* [Dataset]:
+ + + + +
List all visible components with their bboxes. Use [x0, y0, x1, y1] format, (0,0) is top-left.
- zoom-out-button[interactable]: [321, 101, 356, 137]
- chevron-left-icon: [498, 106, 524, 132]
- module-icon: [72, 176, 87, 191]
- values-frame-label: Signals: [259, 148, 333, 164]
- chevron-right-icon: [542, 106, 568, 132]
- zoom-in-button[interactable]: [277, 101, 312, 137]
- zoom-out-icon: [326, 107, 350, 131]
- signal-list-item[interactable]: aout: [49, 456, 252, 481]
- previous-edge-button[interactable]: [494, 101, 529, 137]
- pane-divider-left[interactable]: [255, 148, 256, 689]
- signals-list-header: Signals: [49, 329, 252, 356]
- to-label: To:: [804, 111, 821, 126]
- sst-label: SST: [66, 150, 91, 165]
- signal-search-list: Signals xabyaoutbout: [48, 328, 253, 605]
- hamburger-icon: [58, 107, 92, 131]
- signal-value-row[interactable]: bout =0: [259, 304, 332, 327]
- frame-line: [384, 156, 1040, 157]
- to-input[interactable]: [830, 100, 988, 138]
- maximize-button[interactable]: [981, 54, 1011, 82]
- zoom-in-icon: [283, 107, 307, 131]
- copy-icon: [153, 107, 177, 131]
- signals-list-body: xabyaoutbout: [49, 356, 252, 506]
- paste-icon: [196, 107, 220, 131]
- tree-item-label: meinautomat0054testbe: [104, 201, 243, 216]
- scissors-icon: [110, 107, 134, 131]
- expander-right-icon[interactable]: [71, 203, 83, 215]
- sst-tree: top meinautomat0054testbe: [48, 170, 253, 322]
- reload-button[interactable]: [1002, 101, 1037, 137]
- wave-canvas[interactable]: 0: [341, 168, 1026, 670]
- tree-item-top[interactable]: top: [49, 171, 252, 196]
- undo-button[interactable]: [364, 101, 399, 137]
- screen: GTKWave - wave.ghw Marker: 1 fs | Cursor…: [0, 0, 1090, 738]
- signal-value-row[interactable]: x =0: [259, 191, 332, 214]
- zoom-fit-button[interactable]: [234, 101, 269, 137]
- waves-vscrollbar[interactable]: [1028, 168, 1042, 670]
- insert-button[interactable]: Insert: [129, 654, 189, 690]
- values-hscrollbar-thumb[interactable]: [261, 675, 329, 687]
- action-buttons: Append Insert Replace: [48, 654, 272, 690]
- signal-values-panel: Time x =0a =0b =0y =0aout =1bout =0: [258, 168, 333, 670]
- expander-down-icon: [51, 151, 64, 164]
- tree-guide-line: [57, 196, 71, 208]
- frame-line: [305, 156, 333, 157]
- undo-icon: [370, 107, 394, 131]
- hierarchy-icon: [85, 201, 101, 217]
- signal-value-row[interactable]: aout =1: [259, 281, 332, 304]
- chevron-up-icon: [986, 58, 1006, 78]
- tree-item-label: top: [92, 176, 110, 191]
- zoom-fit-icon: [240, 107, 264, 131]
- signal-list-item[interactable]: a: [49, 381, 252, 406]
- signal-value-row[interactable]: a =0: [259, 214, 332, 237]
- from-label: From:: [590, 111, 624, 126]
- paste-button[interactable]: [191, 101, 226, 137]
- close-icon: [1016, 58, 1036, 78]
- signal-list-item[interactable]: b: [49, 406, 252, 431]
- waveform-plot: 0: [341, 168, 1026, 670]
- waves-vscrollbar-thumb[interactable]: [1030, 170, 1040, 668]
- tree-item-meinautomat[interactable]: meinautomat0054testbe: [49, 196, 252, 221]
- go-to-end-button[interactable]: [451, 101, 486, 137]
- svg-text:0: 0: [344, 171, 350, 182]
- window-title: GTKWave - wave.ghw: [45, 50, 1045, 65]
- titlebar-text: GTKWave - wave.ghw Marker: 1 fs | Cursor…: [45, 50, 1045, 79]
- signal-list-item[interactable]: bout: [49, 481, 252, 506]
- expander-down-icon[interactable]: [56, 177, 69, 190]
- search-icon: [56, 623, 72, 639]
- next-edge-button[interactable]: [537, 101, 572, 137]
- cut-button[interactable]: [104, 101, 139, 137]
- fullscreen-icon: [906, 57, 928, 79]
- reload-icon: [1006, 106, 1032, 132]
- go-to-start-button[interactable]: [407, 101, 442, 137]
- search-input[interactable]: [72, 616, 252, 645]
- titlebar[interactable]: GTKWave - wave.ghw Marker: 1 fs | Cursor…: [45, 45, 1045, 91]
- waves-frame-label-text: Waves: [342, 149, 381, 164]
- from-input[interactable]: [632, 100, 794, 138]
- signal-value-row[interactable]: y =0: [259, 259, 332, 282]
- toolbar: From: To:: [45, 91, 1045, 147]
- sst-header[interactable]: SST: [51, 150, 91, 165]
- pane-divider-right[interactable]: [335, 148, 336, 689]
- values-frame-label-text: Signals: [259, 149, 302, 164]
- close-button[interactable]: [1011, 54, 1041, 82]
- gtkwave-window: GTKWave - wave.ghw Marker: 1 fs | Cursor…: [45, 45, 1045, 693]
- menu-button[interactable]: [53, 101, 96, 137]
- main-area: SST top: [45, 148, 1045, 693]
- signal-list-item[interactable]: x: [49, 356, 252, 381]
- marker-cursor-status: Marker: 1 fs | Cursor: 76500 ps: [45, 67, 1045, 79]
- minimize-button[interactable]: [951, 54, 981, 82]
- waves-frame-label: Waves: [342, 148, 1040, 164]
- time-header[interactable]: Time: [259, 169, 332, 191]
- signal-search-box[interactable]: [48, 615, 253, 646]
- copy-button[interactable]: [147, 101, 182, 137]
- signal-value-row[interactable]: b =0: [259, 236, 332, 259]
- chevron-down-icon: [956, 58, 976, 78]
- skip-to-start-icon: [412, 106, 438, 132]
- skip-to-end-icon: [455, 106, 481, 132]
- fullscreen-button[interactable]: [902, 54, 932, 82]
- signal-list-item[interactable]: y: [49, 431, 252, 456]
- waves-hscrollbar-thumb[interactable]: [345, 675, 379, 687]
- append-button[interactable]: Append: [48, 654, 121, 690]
+ + + + +
* [Instruction]: Can you reproduce the lines above word for word, from the first to the last?

* [Solution for this task]:
List all visible components with their bboxes. Use [x0, y0, x1, y1] format, (0,0) is top-left.
- zoom-out-button[interactable]: [321, 101, 356, 137]
- chevron-left-icon: [498, 106, 524, 132]
- module-icon: [72, 176, 87, 191]
- values-frame-label: Signals: [259, 148, 333, 164]
- chevron-right-icon: [542, 106, 568, 132]
- zoom-in-button[interactable]: [277, 101, 312, 137]
- zoom-out-icon: [326, 107, 350, 131]
- signal-list-item[interactable]: aout: [49, 456, 252, 481]
- previous-edge-button[interactable]: [494, 101, 529, 137]
- pane-divider-left[interactable]: [255, 148, 256, 689]
- signals-list-header: Signals: [49, 329, 252, 356]
- to-label: To:: [804, 111, 821, 126]
- sst-label: SST: [66, 150, 91, 165]
- signal-search-list: Signals xabyaoutbout: [48, 328, 253, 605]
- hamburger-icon: [58, 107, 92, 131]
- signal-value-row[interactable]: bout =0: [259, 304, 332, 327]
- frame-line: [384, 156, 1040, 157]
- to-input[interactable]: [830, 100, 988, 138]
- maximize-button[interactable]: [981, 54, 1011, 82]
- zoom-in-icon: [283, 107, 307, 131]
- copy-icon: [153, 107, 177, 131]
- signals-list-body: xabyaoutbout: [49, 356, 252, 506]
- paste-icon: [196, 107, 220, 131]
- tree-item-label: meinautomat0054testbe: [104, 201, 243, 216]
- scissors-icon: [110, 107, 134, 131]
- expander-right-icon[interactable]: [71, 203, 83, 215]
- sst-tree: top meinautomat0054testbe: [48, 170, 253, 322]
- reload-button[interactable]: [1002, 101, 1037, 137]
- wave-canvas[interactable]: 0: [341, 168, 1026, 670]
- tree-item-top[interactable]: top: [49, 171, 252, 196]
- undo-button[interactable]: [364, 101, 399, 137]
- screen: GTKWave - wave.ghw Marker: 1 fs | Cursor…: [0, 0, 1090, 738]
- signal-value-row[interactable]: x =0: [259, 191, 332, 214]
- zoom-fit-button[interactable]: [234, 101, 269, 137]
- waves-vscrollbar[interactable]: [1028, 168, 1042, 670]
- insert-button[interactable]: Insert: [129, 654, 189, 690]
- values-hscrollbar-thumb[interactable]: [261, 675, 329, 687]
- action-buttons: Append Insert Replace: [48, 654, 272, 690]
- signal-values-panel: Time x =0a =0b =0y =0aout =1bout =0: [258, 168, 333, 670]
- expander-down-icon: [51, 151, 64, 164]
- tree-guide-line: [57, 196, 71, 208]
- frame-line: [305, 156, 333, 157]
- undo-icon: [370, 107, 394, 131]
- hierarchy-icon: [85, 201, 101, 217]
- signal-value-row[interactable]: aout =1: [259, 281, 332, 304]
- chevron-up-icon: [986, 58, 1006, 78]
- tree-item-label: top: [92, 176, 110, 191]
- zoom-fit-icon: [240, 107, 264, 131]
- signal-list-item[interactable]: a: [49, 381, 252, 406]
- signal-value-row[interactable]: a =0: [259, 214, 332, 237]
- from-label: From:: [590, 111, 624, 126]
- paste-button[interactable]: [191, 101, 226, 137]
- close-icon: [1016, 58, 1036, 78]
- signal-list-item[interactable]: b: [49, 406, 252, 431]
- waveform-plot: 0: [341, 168, 1026, 670]
- waves-vscrollbar-thumb[interactable]: [1030, 170, 1040, 668]
- tree-item-meinautomat[interactable]: meinautomat0054testbe: [49, 196, 252, 221]
- go-to-end-button[interactable]: [451, 101, 486, 137]
- svg-text:0: 0: [344, 171, 350, 182]
- window-title: GTKWave - wave.ghw: [45, 50, 1045, 65]
- titlebar-text: GTKWave - wave.ghw Marker: 1 fs | Cursor…: [45, 50, 1045, 79]
- signal-list-item[interactable]: bout: [49, 481, 252, 506]
- expander-down-icon[interactable]: [56, 177, 69, 190]
- search-icon: [56, 623, 72, 639]
- next-edge-button[interactable]: [537, 101, 572, 137]
- cut-button[interactable]: [104, 101, 139, 137]
- fullscreen-icon: [906, 57, 928, 79]
- reload-icon: [1006, 106, 1032, 132]
- go-to-start-button[interactable]: [407, 101, 442, 137]
- search-input[interactable]: [72, 616, 252, 645]
- titlebar[interactable]: GTKWave - wave.ghw Marker: 1 fs | Cursor…: [45, 45, 1045, 91]
- waves-frame-label-text: Waves: [342, 149, 381, 164]
- from-input[interactable]: [632, 100, 794, 138]
- signal-value-row[interactable]: y =0: [259, 259, 332, 282]
- toolbar: From: To:: [45, 91, 1045, 147]
- sst-header[interactable]: SST: [51, 150, 91, 165]
- pane-divider-right[interactable]: [335, 148, 336, 689]
- values-frame-label-text: Signals: [259, 149, 302, 164]
- close-button[interactable]: [1011, 54, 1041, 82]
- gtkwave-window: GTKWave - wave.ghw Marker: 1 fs | Cursor…: [45, 45, 1045, 693]
- menu-button[interactable]: [53, 101, 96, 137]
- main-area: SST top: [45, 148, 1045, 693]
- signal-list-item[interactable]: x: [49, 356, 252, 381]
- marker-cursor-status: Marker: 1 fs | Cursor: 76500 ps: [45, 67, 1045, 79]
- minimize-button[interactable]: [951, 54, 981, 82]
- waves-frame-label: Waves: [342, 148, 1040, 164]
- time-header[interactable]: Time: [259, 169, 332, 191]
- signal-search-box[interactable]: [48, 615, 253, 646]
- copy-button[interactable]: [147, 101, 182, 137]
- signal-value-row[interactable]: b =0: [259, 236, 332, 259]
- chevron-down-icon: [956, 58, 976, 78]
- skip-to-start-icon: [412, 106, 438, 132]
- skip-to-end-icon: [455, 106, 481, 132]
- fullscreen-button[interactable]: [902, 54, 932, 82]
- signal-list-item[interactable]: y: [49, 431, 252, 456]
- waves-hscrollbar-thumb[interactable]: [345, 675, 379, 687]
- append-button[interactable]: Append: [48, 654, 121, 690]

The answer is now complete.